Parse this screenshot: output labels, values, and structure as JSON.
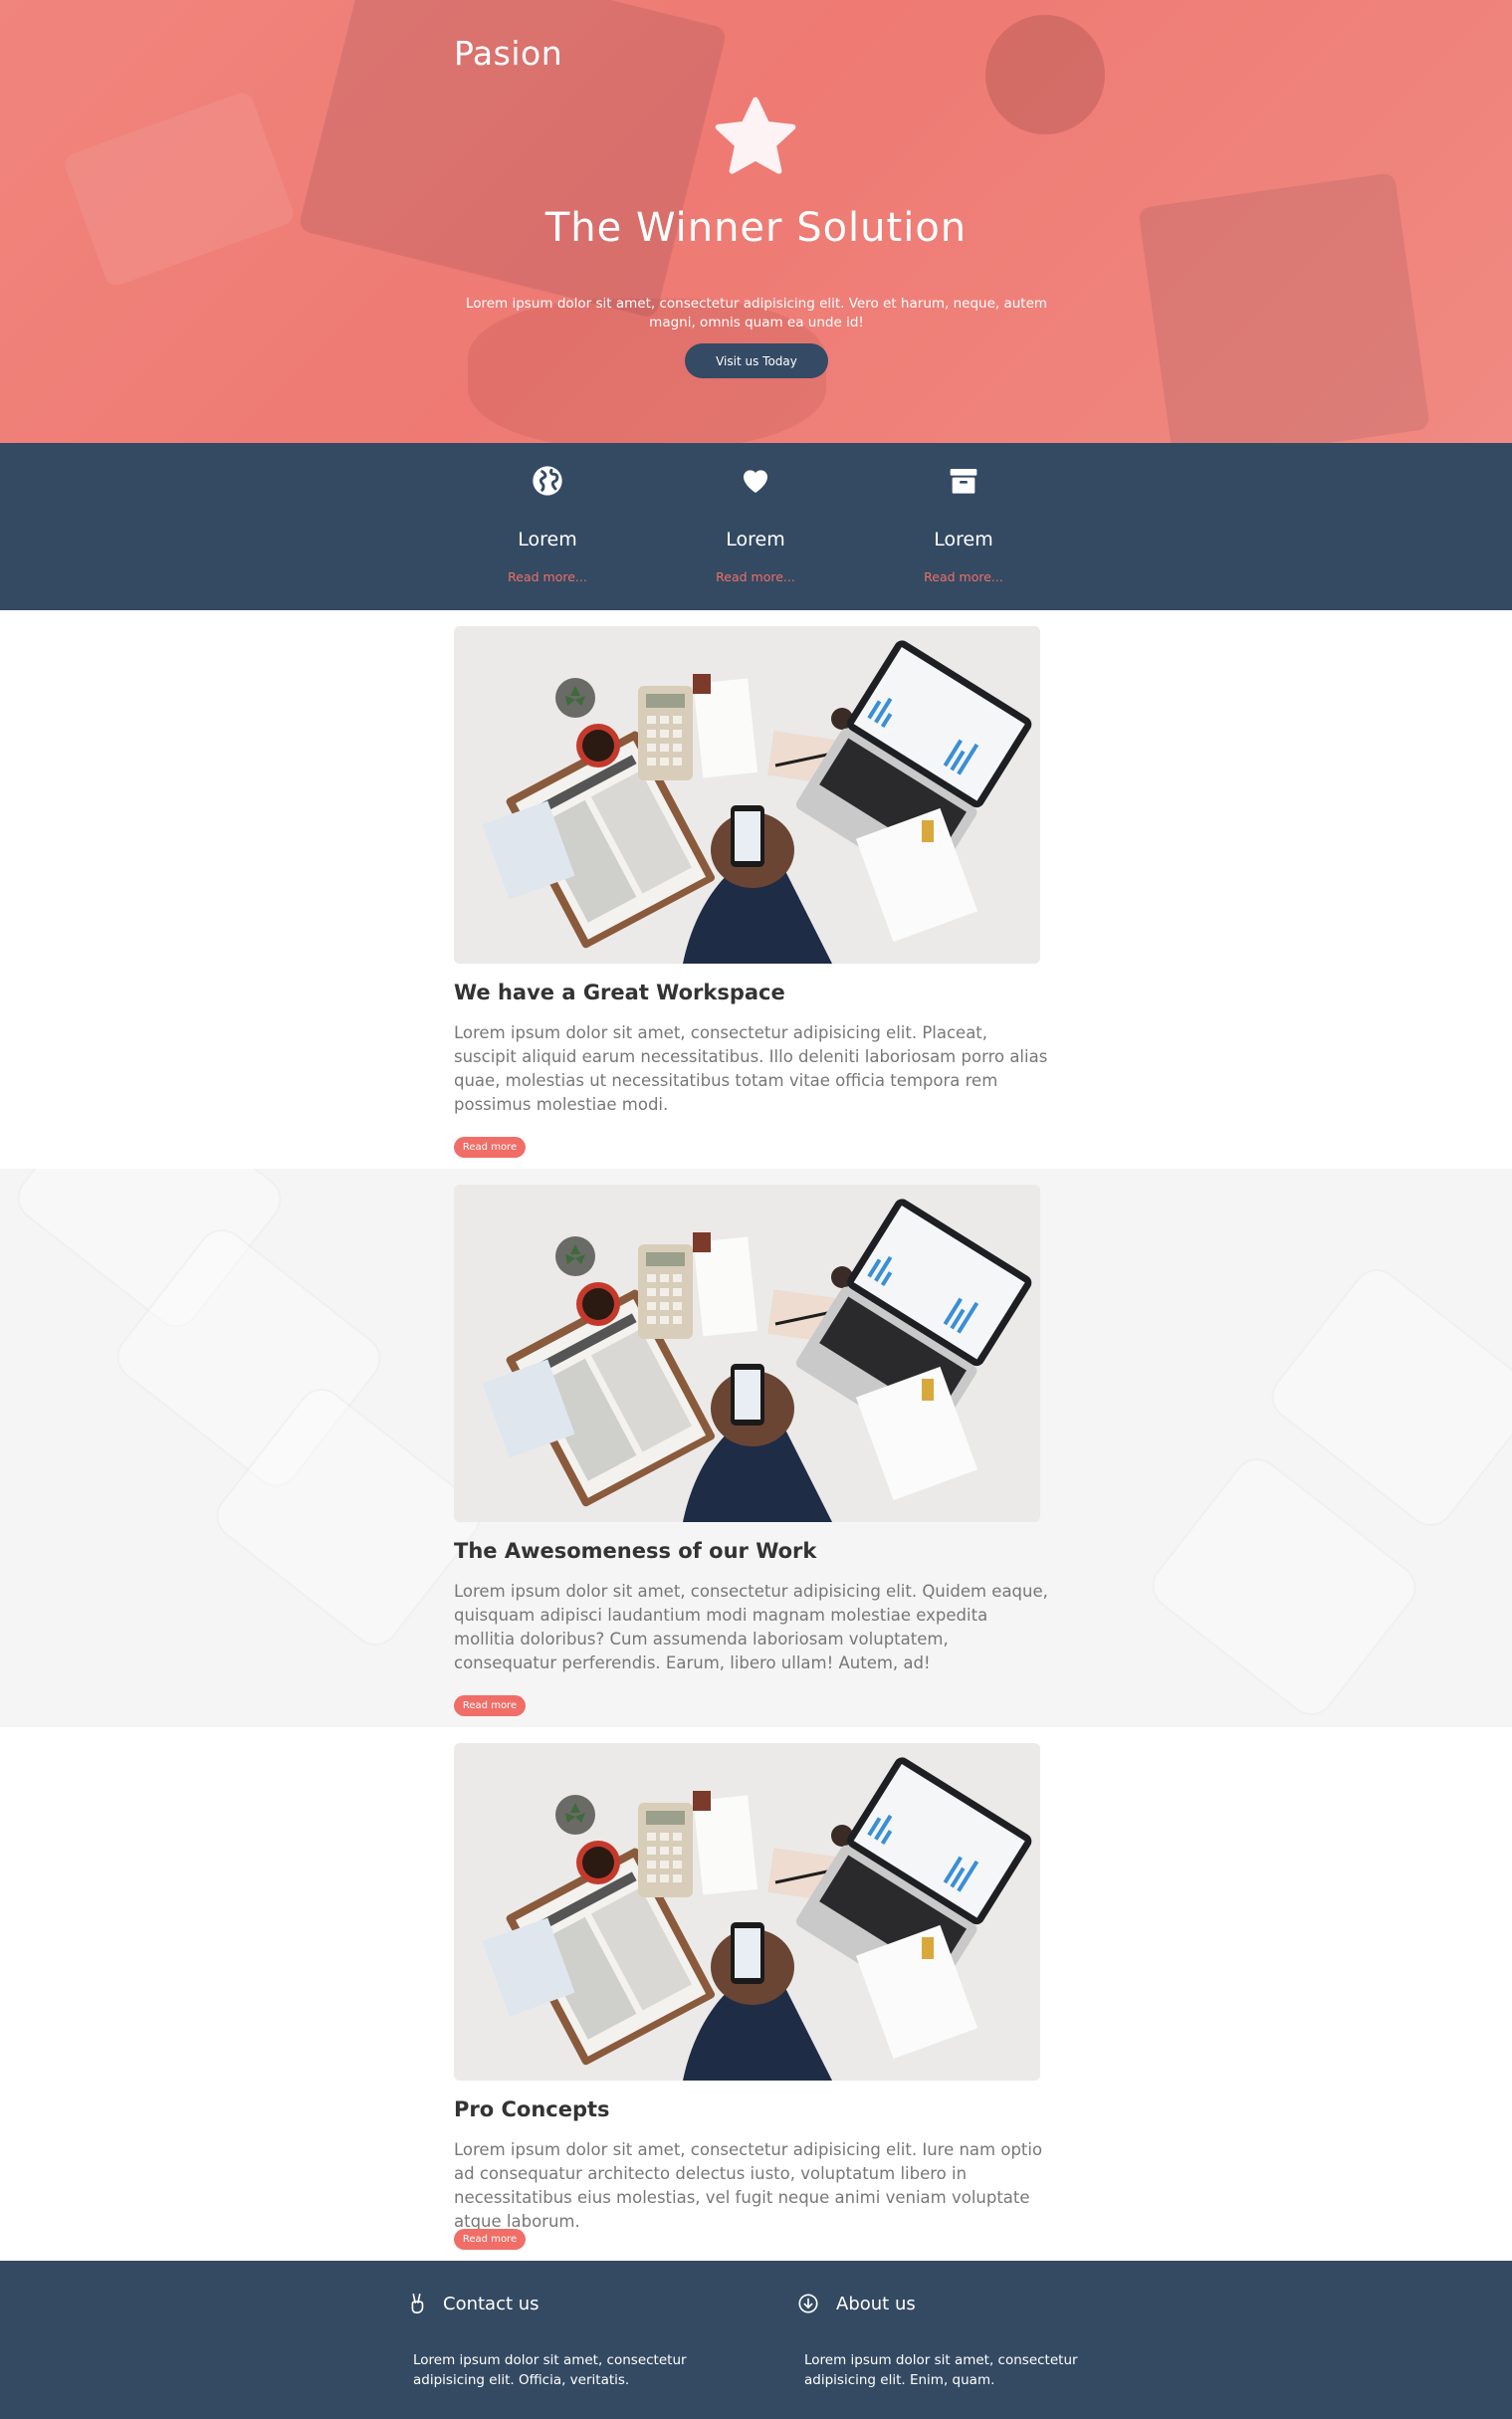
{
  "hero": {
    "brand": "Pasion",
    "title": "The Winner Solution",
    "lead": "Lorem ipsum dolor sit amet, consectetur adipisicing elit. Vero et harum, neque, autem magni, omnis quam ea unde id!",
    "cta_label": "Visit us Today",
    "icon": "star-icon"
  },
  "features": [
    {
      "icon": "globe-icon",
      "title": "Lorem",
      "link": "Read more..."
    },
    {
      "icon": "heart-icon",
      "title": "Lorem",
      "link": "Read more..."
    },
    {
      "icon": "archive-box-icon",
      "title": "Lorem",
      "link": "Read more..."
    }
  ],
  "posts": [
    {
      "title": "We have a Great Workspace",
      "body": "Lorem ipsum dolor sit amet, consectetur adipisicing elit. Placeat, suscipit aliquid earum necessitatibus. Illo deleniti laboriosam porro alias quae, molestias ut necessitatibus totam vitae officia tempora rem possimus molestiae modi.",
      "button": "Read more"
    },
    {
      "title": "The Awesomeness of our Work",
      "body": "Lorem ipsum dolor sit amet, consectetur adipisicing elit. Quidem eaque, quisquam adipisci laudantium modi magnam molestiae expedita mollitia doloribus? Cum assumenda laboriosam voluptatem, consequatur perferendis. Earum, libero ullam! Autem, ad!",
      "button": "Read more"
    },
    {
      "title": "Pro Concepts",
      "body": "Lorem ipsum dolor sit amet, consectetur adipisicing elit. Iure nam optio ad consequatur architecto delectus iusto, voluptatum libero in necessitatibus eius molestias, vel fugit neque animi veniam voluptate atque laborum.",
      "button": "Read more"
    }
  ],
  "footer": {
    "contact": {
      "icon": "victory-hand-icon",
      "title": "Contact us",
      "text": "Lorem ipsum dolor sit amet, consectetur adipisicing elit. Officia, veritatis."
    },
    "about": {
      "icon": "arrow-circle-down-icon",
      "title": "About us",
      "text": "Lorem ipsum dolor sit amet, consectetur adipisicing elit. Enim, quam."
    }
  },
  "colors": {
    "accent": "#f06e67",
    "navy": "#344a63",
    "hero": "#ef8079"
  }
}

--- --- ---

▸ **Task to complete**
Your task is to gather every line with the word "laboriosam" and copy it.

▸ **Finished task**
      "body": "Lorem ipsum dolor sit amet, consectetur adipisicing elit. Placeat, suscipit aliquid earum necessitatibus. Illo deleniti laboriosam porro alias quae, molestias ut necessitatibus totam vitae officia tempora rem possimus molestiae modi.",
      "body": "Lorem ipsum dolor sit amet, consectetur adipisicing elit. Quidem eaque, quisquam adipisci laudantium modi magnam molestiae expedita mollitia doloribus? Cum assumenda laboriosam voluptatem, consequatur perferendis. Earum, libero ullam! Autem, ad!",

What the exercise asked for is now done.